Provided data.

-*-*-

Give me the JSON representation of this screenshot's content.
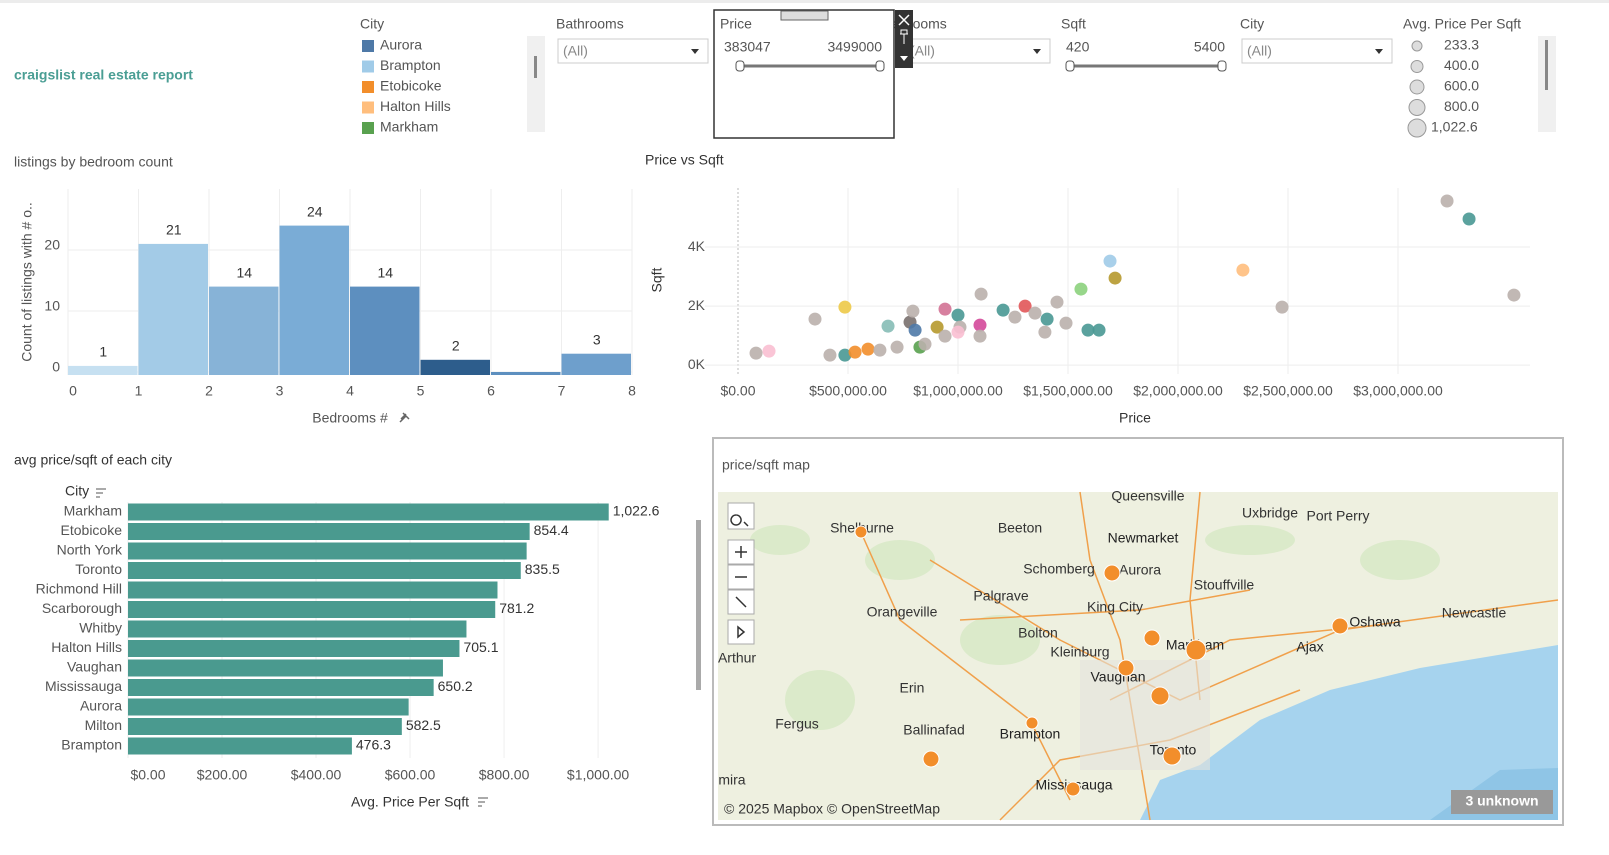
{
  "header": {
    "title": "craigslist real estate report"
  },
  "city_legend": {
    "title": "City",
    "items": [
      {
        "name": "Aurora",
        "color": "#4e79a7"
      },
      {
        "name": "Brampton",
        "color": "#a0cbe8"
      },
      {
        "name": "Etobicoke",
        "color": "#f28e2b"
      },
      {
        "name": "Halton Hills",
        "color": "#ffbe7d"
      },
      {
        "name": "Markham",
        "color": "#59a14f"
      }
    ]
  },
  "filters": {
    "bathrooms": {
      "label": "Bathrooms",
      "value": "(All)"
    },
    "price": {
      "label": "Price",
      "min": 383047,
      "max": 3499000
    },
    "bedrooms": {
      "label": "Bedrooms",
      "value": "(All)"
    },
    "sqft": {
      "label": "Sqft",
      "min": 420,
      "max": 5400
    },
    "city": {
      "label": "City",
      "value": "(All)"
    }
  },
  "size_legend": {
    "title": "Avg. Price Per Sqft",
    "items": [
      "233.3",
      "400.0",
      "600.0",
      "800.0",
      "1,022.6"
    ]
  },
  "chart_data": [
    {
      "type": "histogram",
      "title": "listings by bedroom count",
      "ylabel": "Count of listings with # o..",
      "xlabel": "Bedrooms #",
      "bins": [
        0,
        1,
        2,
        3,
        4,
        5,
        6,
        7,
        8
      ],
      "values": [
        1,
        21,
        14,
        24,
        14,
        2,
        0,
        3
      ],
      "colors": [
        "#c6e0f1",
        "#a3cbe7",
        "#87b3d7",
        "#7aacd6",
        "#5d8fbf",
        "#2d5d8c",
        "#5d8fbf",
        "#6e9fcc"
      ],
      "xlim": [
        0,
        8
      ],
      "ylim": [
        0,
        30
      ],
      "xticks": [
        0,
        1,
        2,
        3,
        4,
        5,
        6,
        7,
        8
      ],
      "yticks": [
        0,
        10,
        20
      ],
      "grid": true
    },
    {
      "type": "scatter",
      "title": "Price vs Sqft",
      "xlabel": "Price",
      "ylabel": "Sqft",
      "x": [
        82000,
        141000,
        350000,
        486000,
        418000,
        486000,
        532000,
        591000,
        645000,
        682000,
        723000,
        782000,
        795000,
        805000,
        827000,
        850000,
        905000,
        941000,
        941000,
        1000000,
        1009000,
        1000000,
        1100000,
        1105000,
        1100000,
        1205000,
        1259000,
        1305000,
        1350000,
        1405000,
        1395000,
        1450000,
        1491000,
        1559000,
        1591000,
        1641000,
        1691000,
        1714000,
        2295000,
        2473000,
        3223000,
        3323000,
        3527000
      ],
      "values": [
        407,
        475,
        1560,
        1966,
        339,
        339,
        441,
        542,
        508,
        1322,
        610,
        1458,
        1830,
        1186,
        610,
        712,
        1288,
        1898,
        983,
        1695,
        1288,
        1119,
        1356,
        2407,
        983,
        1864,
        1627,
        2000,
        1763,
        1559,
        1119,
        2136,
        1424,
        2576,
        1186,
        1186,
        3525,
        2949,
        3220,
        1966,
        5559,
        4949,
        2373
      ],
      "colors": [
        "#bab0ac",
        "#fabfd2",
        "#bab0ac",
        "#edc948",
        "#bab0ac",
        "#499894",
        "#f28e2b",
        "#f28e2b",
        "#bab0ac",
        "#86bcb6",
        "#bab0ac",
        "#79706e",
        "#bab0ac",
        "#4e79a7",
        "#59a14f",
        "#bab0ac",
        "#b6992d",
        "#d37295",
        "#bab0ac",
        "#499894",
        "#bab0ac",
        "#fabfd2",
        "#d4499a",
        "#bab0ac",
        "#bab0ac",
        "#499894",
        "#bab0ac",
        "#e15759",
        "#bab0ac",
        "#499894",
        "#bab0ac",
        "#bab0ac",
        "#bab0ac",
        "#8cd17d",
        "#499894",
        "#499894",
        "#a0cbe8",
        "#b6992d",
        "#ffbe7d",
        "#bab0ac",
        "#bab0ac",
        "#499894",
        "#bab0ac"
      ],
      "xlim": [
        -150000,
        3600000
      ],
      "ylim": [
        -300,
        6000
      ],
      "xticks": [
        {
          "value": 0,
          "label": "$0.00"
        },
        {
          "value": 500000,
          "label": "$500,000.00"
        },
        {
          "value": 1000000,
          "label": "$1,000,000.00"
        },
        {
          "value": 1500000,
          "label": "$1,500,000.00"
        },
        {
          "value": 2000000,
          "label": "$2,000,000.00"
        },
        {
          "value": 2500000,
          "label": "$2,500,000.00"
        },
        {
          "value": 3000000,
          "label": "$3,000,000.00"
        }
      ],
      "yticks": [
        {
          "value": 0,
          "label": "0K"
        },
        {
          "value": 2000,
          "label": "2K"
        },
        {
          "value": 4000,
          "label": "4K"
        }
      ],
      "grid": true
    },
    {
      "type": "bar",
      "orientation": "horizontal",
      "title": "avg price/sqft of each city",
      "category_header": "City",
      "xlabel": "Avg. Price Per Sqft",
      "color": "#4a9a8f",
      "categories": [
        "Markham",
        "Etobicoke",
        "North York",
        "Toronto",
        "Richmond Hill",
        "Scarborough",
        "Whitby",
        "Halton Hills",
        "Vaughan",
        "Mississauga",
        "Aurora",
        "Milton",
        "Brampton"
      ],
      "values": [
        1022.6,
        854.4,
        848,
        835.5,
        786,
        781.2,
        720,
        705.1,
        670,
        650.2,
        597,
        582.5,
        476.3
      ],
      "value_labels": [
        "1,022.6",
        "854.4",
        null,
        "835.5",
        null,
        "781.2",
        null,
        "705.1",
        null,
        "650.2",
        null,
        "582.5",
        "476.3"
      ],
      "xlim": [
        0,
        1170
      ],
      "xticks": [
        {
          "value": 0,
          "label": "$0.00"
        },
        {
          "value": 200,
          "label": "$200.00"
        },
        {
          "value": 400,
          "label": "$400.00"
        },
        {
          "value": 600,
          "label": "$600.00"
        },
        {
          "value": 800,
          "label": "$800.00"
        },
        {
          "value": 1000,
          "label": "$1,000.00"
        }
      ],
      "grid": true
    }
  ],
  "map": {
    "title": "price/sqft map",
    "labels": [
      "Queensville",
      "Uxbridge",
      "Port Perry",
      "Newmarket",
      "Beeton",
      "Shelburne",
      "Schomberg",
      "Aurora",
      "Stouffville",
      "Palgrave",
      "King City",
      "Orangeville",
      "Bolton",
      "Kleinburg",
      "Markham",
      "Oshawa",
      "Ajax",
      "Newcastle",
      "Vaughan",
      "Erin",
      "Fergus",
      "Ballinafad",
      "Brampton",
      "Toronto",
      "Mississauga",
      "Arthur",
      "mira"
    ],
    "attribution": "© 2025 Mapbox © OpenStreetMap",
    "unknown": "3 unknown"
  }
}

-*-*-

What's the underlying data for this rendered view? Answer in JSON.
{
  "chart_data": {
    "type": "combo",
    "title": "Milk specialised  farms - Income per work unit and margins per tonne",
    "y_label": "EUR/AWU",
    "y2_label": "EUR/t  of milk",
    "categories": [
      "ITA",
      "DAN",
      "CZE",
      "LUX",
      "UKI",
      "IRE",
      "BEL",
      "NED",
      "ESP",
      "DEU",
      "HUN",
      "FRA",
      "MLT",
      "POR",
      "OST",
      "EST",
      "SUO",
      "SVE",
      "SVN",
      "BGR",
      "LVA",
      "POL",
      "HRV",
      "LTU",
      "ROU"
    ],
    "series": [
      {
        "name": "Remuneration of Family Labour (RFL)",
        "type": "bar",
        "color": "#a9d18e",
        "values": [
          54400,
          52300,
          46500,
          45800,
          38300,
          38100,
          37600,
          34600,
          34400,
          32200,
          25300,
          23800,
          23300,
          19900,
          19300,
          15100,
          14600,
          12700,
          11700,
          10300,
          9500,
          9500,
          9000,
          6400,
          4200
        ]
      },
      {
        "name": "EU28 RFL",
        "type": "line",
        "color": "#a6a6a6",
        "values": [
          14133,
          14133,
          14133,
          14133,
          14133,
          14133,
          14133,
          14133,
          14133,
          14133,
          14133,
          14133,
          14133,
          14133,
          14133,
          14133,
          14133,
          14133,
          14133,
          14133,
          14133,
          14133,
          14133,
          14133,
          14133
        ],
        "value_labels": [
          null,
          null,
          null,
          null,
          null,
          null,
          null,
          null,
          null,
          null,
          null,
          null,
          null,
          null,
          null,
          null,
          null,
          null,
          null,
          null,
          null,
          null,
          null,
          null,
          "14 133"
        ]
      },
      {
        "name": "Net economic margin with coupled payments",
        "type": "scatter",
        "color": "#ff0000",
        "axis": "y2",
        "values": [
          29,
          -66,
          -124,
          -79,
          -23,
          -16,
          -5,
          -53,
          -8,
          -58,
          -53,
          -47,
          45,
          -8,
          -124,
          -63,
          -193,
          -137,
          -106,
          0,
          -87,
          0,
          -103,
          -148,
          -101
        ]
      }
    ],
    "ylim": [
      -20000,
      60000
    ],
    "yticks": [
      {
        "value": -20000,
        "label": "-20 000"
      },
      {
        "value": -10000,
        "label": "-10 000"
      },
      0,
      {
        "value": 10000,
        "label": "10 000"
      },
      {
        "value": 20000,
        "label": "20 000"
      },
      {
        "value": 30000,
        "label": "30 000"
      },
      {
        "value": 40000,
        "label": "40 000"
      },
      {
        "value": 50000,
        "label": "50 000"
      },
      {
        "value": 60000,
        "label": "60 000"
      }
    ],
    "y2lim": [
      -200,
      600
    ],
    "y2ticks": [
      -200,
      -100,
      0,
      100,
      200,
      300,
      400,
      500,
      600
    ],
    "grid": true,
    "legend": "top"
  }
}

-*-*-

Instruction.
In the lines above, locate the string "JSON". Copy every line where it occurs.

Result for this exercise.
Give me the JSON representation of this screenshot's content.
What's the underlying data for this rendered view? Answer in JSON.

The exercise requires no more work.